_JOB_.
Report how many lines in the records hold the string "Νόρδερν"; give the number and nothing else.

[MATERIALS PROVIDED start]

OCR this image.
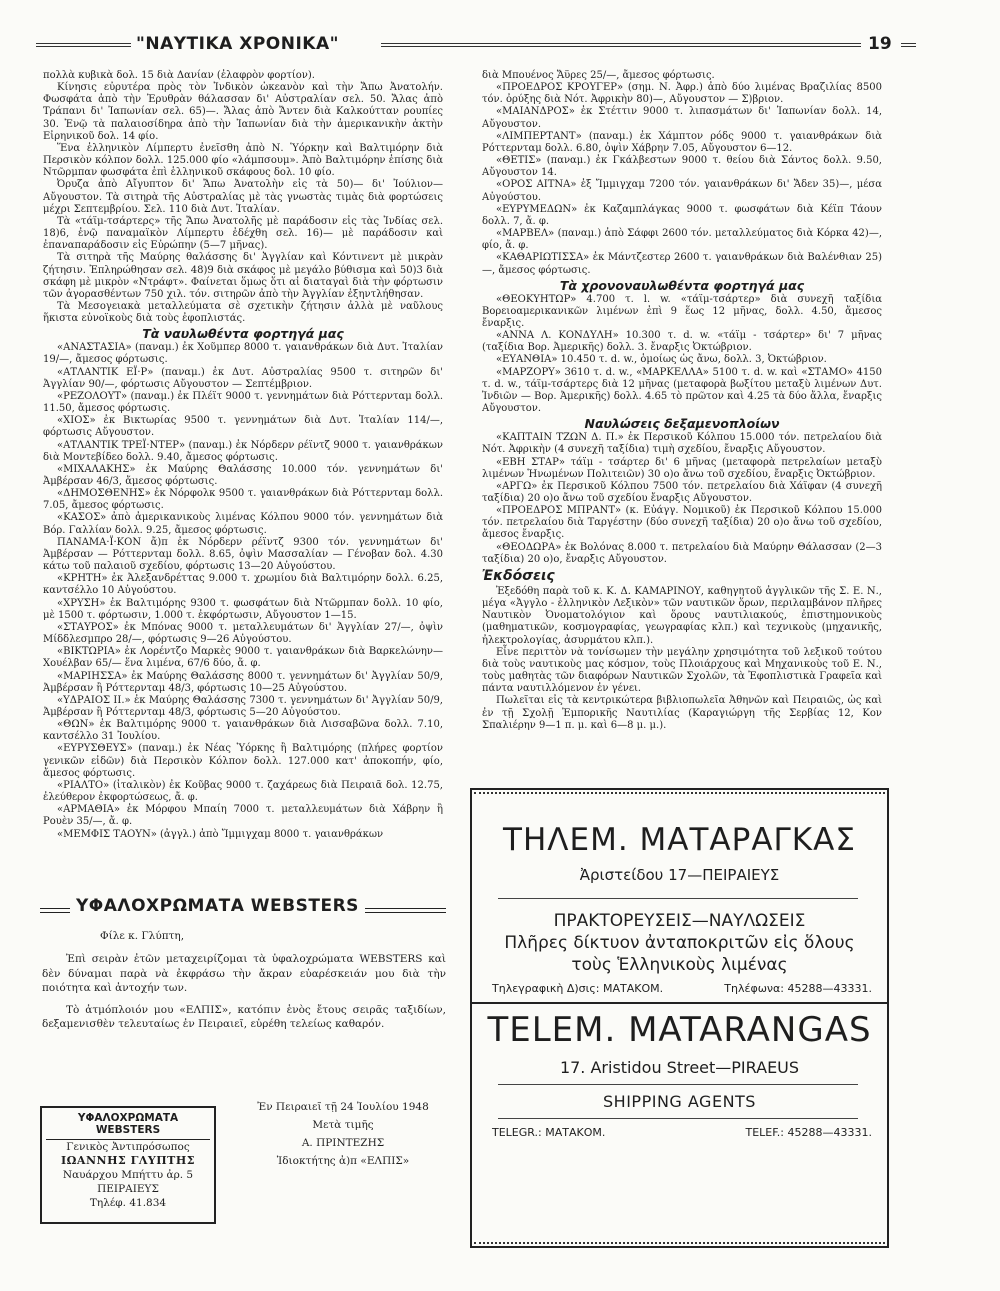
"ΝΑΥΤΙΚΑ ΧΡΟΝΙΚΑ"	19

πολλὰ κυβικὰ δολ. 15 διὰ Δανίαν (ἐλαφρὸν φορτίον).

Κίνησις εὐρυτέρα πρὸς τὸν Ἰνδικὸν ὠκεανὸν καὶ τὴν Ἄπω Ἀνατολήν. Φωσφάτα ἀπὸ τὴν Ἐρυθρὰν θάλασσαν δι' Αὐστραλίαν σελ. 50. Ἄλας ἀπὸ Τράπανι δι' Ἰαπωνίαν σελ. 65)—. Ἄλας ἀπὸ Ἄντεν διὰ Καλκούτταν ρουπίες 30. Ἐνῷ τὰ παλαιοσίδηρα ἀπὸ τὴν Ἰαπωνίαν διὰ τὴν ἀμερικανικὴν ἀκτὴν Εἰρηνικοῦ δολ. 14 φίο.

Ἕνα ἑλληνικὸν Λίμπερτυ ἐνεῖσθη ἀπὸ Ν. Ὑόρκην καὶ Βαλτιμόρην διὰ Περσικὸν κόλπον δολλ. 125.000 φίο «λάμπσουμ». Ἀπὸ Βαλτιμόρην ἐπίσης διὰ Ντῶρμπαν φωσφάτα ἐπὶ ἑλληνικοῦ σκάφους δολ. 10 φίο.

Ὀρυζα ἀπὸ Αἴγυπτον δι' Ἄπω Ἀνατολὴν εἰς τὰ 50)— δι' Ἰούλιον—Αὔγουστον. Τὰ σιτηρὰ τῆς Αὐστραλίας μὲ τὰς γνωστὰς τιμὰς διὰ φορτώσεις μέχρι Σεπτεμβρίου. Σελ. 110 διὰ Δυτ. Ἰταλίαν.

Τὰ «τάϊμ-τσάρτερς» τῆς Ἄπω Ἀνατολῆς μὲ παράδοσιν εἰς τὰς Ἰνδίας σελ. 18)6, ἐνῷ παναμαϊκὸν Λίμπερτυ ἐδέχθη σελ. 16)— μὲ παράδοσιν καὶ ἐπαναπαράδοσιν εἰς Εὐρώπην (5—7 μῆνας).

Τὰ σιτηρὰ τῆς Μαύρης θαλάσσης δι' Ἀγγλίαν καὶ Κόντινεντ μὲ μικρὰν ζήτησιν. Ἐπληρώθησαν σελ. 48)9 διὰ σκάφος μὲ μεγάλο βύθισμα καὶ 50)3 διὰ σκάφη μὲ μικρὸν «Ντράφτ». Φαίνεται ὅμως ὅτι αἱ διαταγαὶ διὰ τὴν φόρτωσιν τῶν ἀγορασθέντων 750 χιλ. τόν. σιτηρῶν ἀπὸ τὴν Ἀγγλίαν ἐξηντλήθησαν.

Τὰ Μεσογειακὰ μεταλλεύματα σὲ σχετικὴν ζήτησιν ἀλλὰ μὲ ναῦλους ἥκιστα εὐνοϊκοὺς διὰ τοὺς ἐφοπλιστάς.

Τὰ ναυλωθέντα φορτηγά μας

«ΑΝΑΣΤΑΣΙΑ» (παναμ.) ἐκ Χοῦμπερ 8000 τ. γαιανθράκων διὰ Δυτ. Ἰταλίαν 19/—, ἄμεσος φόρτωσις.

«ΑΤΛΑΝΤΙΚ ΕΪ·Ρ» (παναμ.) ἐκ Δυτ. Αὐστραλίας 9500 τ. σιτηρῶν δι' Ἀγγλίαν 90/—, φόρτωσις Αὔγουστον — Σεπτέμβριον.

«ΡΕΖΟΛΟΥΤ» (παναμ.) ἐκ Πλέϊτ 9000 τ. γεννημάτων διὰ Ρόττερνταμ δολλ. 11.50, ἄμεσος φόρτωσις.

«ΧΙΟΣ» ἐκ Βικτωρίας 9500 τ. γεννημάτων διὰ Δυτ. Ἰταλίαν 114/—, φόρτωσις Αὔγουστον.

«ΑΤΛΑΝΤΙΚ ΤΡΕΪ·ΝΤΕΡ» (παναμ.) ἐκ Νόρδερν ρέϊντζ 9000 τ. γαιανθράκων διὰ Μοντεβίδεο δολλ. 9.40, ἄμεσος φόρτωσις.

«ΜΙΧΑΛΑΚΗΣ» ἐκ Μαύρης Θαλάσσης 10.000 τόν. γεννημάτων δι' Ἀμβέρσαν 46/3, ἄμεσος φόρτωσις.

«ΔΗΜΟΣΘΕΝΗΣ» ἐκ Νόρφολκ 9500 τ. γαιανθράκων διὰ Ρόττερνταμ δολλ. 7.05, ἄμεσος φόρτωσις.

«ΚΑΣΟΣ» ἀπὸ ἀμερικανικοὺς λιμένας Κόλπου 9000 τόν. γεννημάτων διὰ Βόρ. Γαλλίαν δολλ. 9.25, ἄμεσος φόρτωσις.

ΠΑΝΑΜΑ·Ϊ·ΚΟΝ ἄ)π ἐκ Νόρδερν ρέϊντζ 9300 τόν. γεννημάτων δι' Ἀμβέρσαν — Ρόττερνταμ δολλ. 8.65, ὀψὶν Μασσαλίαν — Γένοβαν δολ. 4.30 κάτω τοῦ παλαιοῦ σχεδίου, φόρτωσις 13—20 Αὐγούστου.

«ΚΡΗΤΗ» ἐκ Ἀλεξανδρέττας 9.000 τ. χρωμίου διὰ Βαλτιμόρην δολλ. 6.25, καντσέλλο 10 Αὐγούστου.

«ΧΡΥΣΗ» ἐκ Βαλτιμόρης 9300 τ. φωσφάτων διὰ Ντῶρμπαν δολλ. 10 φίο, μὲ 1500 τ. φόρτωσιν, 1.000 τ. ἐκφόρτωσιν, Αὔγουστον 1—15.

«ΣΤΑΥΡΟΣ» ἐκ Μπόνας 9000 τ. μεταλλευμάτων δι' Ἀγγλίαν 27/—, ὀψὶν Μίδδλεσμπρο 28/—, φόρτωσις 9—26 Αὐγούστου.

«ΒΙΚΤΩΡΙΑ» ἐκ Λορέντζο Μαρκὲς 9000 τ. γαιανθράκων διὰ Βαρκελώνην—Χουέλβαν 65/— ἕνα λιμένα, 67/6 δύο, ἄ. φ.

«ΜΑΡΙΗΣΣΑ» ἐκ Μαύρης Θαλάσσης 8000 τ. γεννημάτων δι' Ἀγγλίαν 50/9, Ἀμβέρσαν ἢ Ρόττερνταμ 48/3, φόρτωσις 10—25 Αὐγούστου.

«ΥΔΡΑΙΟΣ ΙΙ.» ἐκ Μαύρης Θαλάσσης 7300 τ. γεννημάτων δι' Ἀγγλίαν 50/9, Ἀμβέρσαν ἢ Ρόττερνταμ 48/3, φόρτωσις 5—20 Αὐγούστου.

«ΘΩΝ» ἐκ Βαλτιμόρης 9000 τ. γαιανθράκων διὰ Λισσαβῶνα δολλ. 7.10, καντσέλλο 31 Ἰουλίου.

«ΕΥΡΥΣΘΕΥΣ» (παναμ.) ἐκ Νέας Ὑόρκης ἢ Βαλτιμόρης (πλήρες φορτίον γενικῶν εἰδῶν) διὰ Περσικὸν Κόλπον δολλ. 127.000 κατ' ἀποκοπήν, φίο, ἄμεσος φόρτωσις.

«ΡΙΑΛΤΟ» (ἰταλικὸν) ἐκ Κοῦβας 9000 τ. ζαχάρεως διὰ Πειραιᾶ δολ. 12.75, ἐλεύθερον ἐκφορτώσεως, ἄ. φ.

«ΑΡΜΑΘΙΑ» ἐκ Μόρφου Μπαίη 7000 τ. μεταλλευμάτων διὰ Χάβρην ἢ Ρουὲν 35/—, ἄ. φ.

«ΜΕΜΦΙΣ ΤΑΟΥΝ» (ἀγγλ.) ἀπὸ Ἴμμιγχαμ 8000 τ. γαιανθράκων

ΥΦΑΛΟΧΡΩΜΑΤΑ WEBSTERS
Φίλε κ. Γλύπτη,

Ἐπὶ σειρὰν ἐτῶν μεταχειρίζομαι τὰ ὑφαλοχρώματα WEBSTERS καὶ δὲν δύναμαι παρὰ νὰ ἐκφράσω τὴν ἄκραν εὐαρέσκειάν μου διὰ τὴν ποιότητα καὶ ἀντοχήν των.

Τὸ ἀτμόπλοιόν μου «ΕΛΠΙΣ», κατόπιν ἑνὸς ἔτους σειρᾶς ταξιδίων, δεξαμενισθὲν τελευταίως ἐν Πειραιεῖ, εὑρέθη τελείως καθαρόν.

Ἐν Πειραιεῖ τῇ 24 Ἰουλίου 1948
Μετὰ τιμῆς
Α. ΠΡΙΝΤΕΖΗΣ
Ἰδιοκτήτης ἀ)π «ΕΛΠΙΣ»
ΥΦΑΛΟΧΡΩΜΑΤΑ WEBSTERS
Γενικὸς Ἀντιπρόσωπος
ΙΩΑΝΝΗΣ ΓΛΥΠΤΗΣ
Ναυάρχου Μπήττυ ἀρ. 5
ΠΕΙΡΑΙΕΥΣ
Τηλέφ. 41.834

διὰ Μπουένος Ἄϋρες 25/—, ἄμεσος φόρτωσις.

«ΠΡΟΕΔΡΟΣ ΚΡΟΥΓΕΡ» (σημ. Ν. Ἀφρ.) ἀπὸ δύο λιμένας Βραζιλίας 8500 τόν. ὀρύξης διὰ Νότ. Ἀφρικὴν 80)—, Αὔγουστον — Σ)βριον.

«ΜΑΙΑΝΔΡΟΣ» ἐκ Στέττιν 9000 τ. λιπασμάτων δι' Ἰαπωνίαν δολλ. 14, Αὔγουστον.

«ΛΙΜΠΕΡΤΑΝΤ» (παναμ.) ἐκ Χάμπτον ρόδς 9000 τ. γαιανθράκων διὰ Ρόττερνταμ δολλ. 6.80, ὀψὶν Χάβρην 7.05, Αὔγουστον 6—12.

«ΘΕΤΙΣ» (παναμ.) ἐκ Γκάλβεστων 9000 τ. θείου διὰ Σάντος δολλ. 9.50, Αὔγουστον 14.

«ΟΡΟΣ ΑΙΤΝΑ» ἐξ Ἴμμιγχαμ 7200 τόν. γαιανθράκων δι' Ἄδεν 35)—, μέσα Αὐγούστου.

«ΕΥΡΥΜΕΔΩΝ» ἐκ Καζαμπλάγκας 9000 τ. φωσφάτων διὰ Κέϊπ Τάουν δολλ. 7, ἄ. φ.

«ΜΑΡΒΕΛ» (παναμ.) ἀπὸ Σάφφι 2600 τόν. μεταλλεύματος διὰ Κόρκα 42)—, φίο, ἄ. φ.

«ΚΑΘΑΡΙΩΤΙΣΣΑ» ἐκ Μάντζεστερ 2600 τ. γαιανθράκων διὰ Βαλένθιαν 25)—, ἄμεσος φόρτωσις.

Τὰ χρονοναυλωθέντα φορτηγά μας

«ΘΕΟΚΥΗΤΩΡ» 4.700 τ. l. w. «τάϊμ-τσάρτερ» διὰ συνεχῆ ταξίδια Βορειοαμερικανικῶν λιμένων ἐπὶ 9 ἕως 12 μῆνας, δολλ. 4.50, ἄμεσος ἔναρξις.

«ΑΝΝΑ Λ. ΚΟΝΔΥΛΗ» 10.300 τ. d. w. «τάϊμ - τσάρτερ» δι' 7 μῆνας (ταξίδια Βορ. Ἀμερικῆς) δολλ. 3. ἔναρξις Ὀκτώβριον.

«ΕΥΑΝΘΙΑ» 10.450 τ. d. w., ὁμοίως ὡς ἄνω, δολλ. 3, Ὀκτώβριον.

«ΜΑΡΖΟΡΥ» 3610 τ. d. w., «ΜΑΡΚΕΛΛΑ» 5100 τ. d. w. καὶ «ΣΤΑΜΟ» 4150 τ. d. w., τάϊμ-τσάρτερς διὰ 12 μῆνας (μεταφορὰ βωξίτου μεταξὺ λιμένων Δυτ. Ἰνδιῶν — Βορ. Ἀμερικῆς) δολλ. 4.65 τὸ πρῶτον καὶ 4.25 τὰ δύο ἄλλα, ἔναρξις Αὔγουστον.

Ναυλώσεις δεξαμενοπλοίων

«ΚΑΠΤΑΙΝ ΤΖΩΝ Δ. Π.» ἐκ Περσικοῦ Κόλπου 15.000 τόν. πετρελαίου διὰ Νότ. Ἀφρικὴν (4 συνεχῆ ταξίδια) τιμὴ σχεδίου, ἔναρξις Αὔγουστον.

«ΕΒΗ ΣΤΑΡ» τάϊμ - τσάρτερ δι' 6 μῆνας (μεταφορὰ πετρελαίων μεταξὺ λιμένων Ἡνωμένων Πολιτειῶν) 30 ο)ο ἄνω τοῦ σχεδίου, ἔναρξις Ὀκτώβριον.

«ΑΡΓΩ» ἐκ Περσικοῦ Κόλπου 7500 τόν. πετρελαίου διὰ Χάϊφαν (4 συνεχῆ ταξίδια) 20 ο)ο ἄνω τοῦ σχεδίου ἔναρξις Αὔγουστον.

«ΠΡΟΕΔΡΟΣ ΜΠΡΑΝΤ» (κ. Εὐάγγ. Νομικοῦ) ἐκ Περσικοῦ Κόλπου 15.000 τόν. πετρελαίου διὰ Ταργέστην (δύο συνεχῆ ταξίδια) 20 ο)ο ἄνω τοῦ σχεδίου, ἄμεσος ἔναρξις.

«ΘΕΟΔΩΡΑ» ἐκ Βολόνας 8.000 τ. πετρελαίου διὰ Μαύρην Θάλασσαν (2—3 ταξίδια) 20 ο)ο, ἔναρξις Αὔγουστον.

Ἐκδόσεις

Ἐξεδόθη παρὰ τοῦ κ. Κ. Δ. ΚΑΜΑΡΙΝΟΥ, καθηγητοῦ ἀγγλικῶν τῆς Σ. Ε. Ν., μέγα «Ἀγγλο - ἑλληνικὸν Λεξικὸν» τῶν ναυτικῶν ὅρων, περιλαμβάνον πλῆρες Ναυτικὸν Ὀνοματολόγιον καὶ ὅρους ναυτιλιακούς, ἐπιστημονικοὺς (μαθηματικῶν, κοσμογραφίας, γεωγραφίας κλπ.) καὶ τεχνικοὺς (μηχανικῆς, ἠλεκτρολογίας, ἀσυρμάτου κλπ.).

Εἶνε περιττὸν νὰ τονίσωμεν τὴν μεγάλην χρησιμότητα τοῦ λεξικοῦ τούτου διὰ τοὺς ναυτικοὺς μας κόσμον, τοὺς Πλοιάρχους καὶ Μηχανικοὺς τοῦ Ε. Ν., τοὺς μαθητὰς τῶν διαφόρων Ναυτικῶν Σχολῶν, τὰ Ἐφοπλιστικὰ Γραφεῖα καὶ πάντα ναυτιλλόμενον ἐν γένει.

Πωλεῖται εἰς τὰ κεντρικώτερα βιβλιοπωλεῖα Ἀθηνῶν καὶ Πειραιῶς, ὡς καὶ ἐν τῇ Σχολῇ Ἐμπορικῆς Ναυτιλίας (Καραγιώργη τῆς Σερβίας 12, Κον Σπαλιέρην 9—1 π. μ. καὶ 6—8 μ. μ.).

ΤΗΛΕΜ. ΜΑΤΑΡΑΓΚΑΣ
Ἀριστείδου 17—ΠΕΙΡΑΙΕΥΣ
ΠΡΑΚΤΟΡΕΥΣΕΙΣ—ΝΑΥΛΩΣΕΙΣ
Πλῆρες δίκτυον ἀνταποκριτῶν εἰς ὅλους
τοὺς Ἑλληνικοὺς λιμένας
Τηλεγραφικὴ Δ)σις: ΜΑΤΑΚΟΜ.	Τηλέφωνα: 45288—43331.
TELEM. MATARANGAS
17. Aristidou Street—PIRAEUS
SHIPPING AGENTS
TELEGR.: ΜΑΤΑΚΟΜ.	TELEF.: 45288—43331.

[MATERIALS PROVIDED end]

_RESPONSE TO THIS EXERCISE_.
2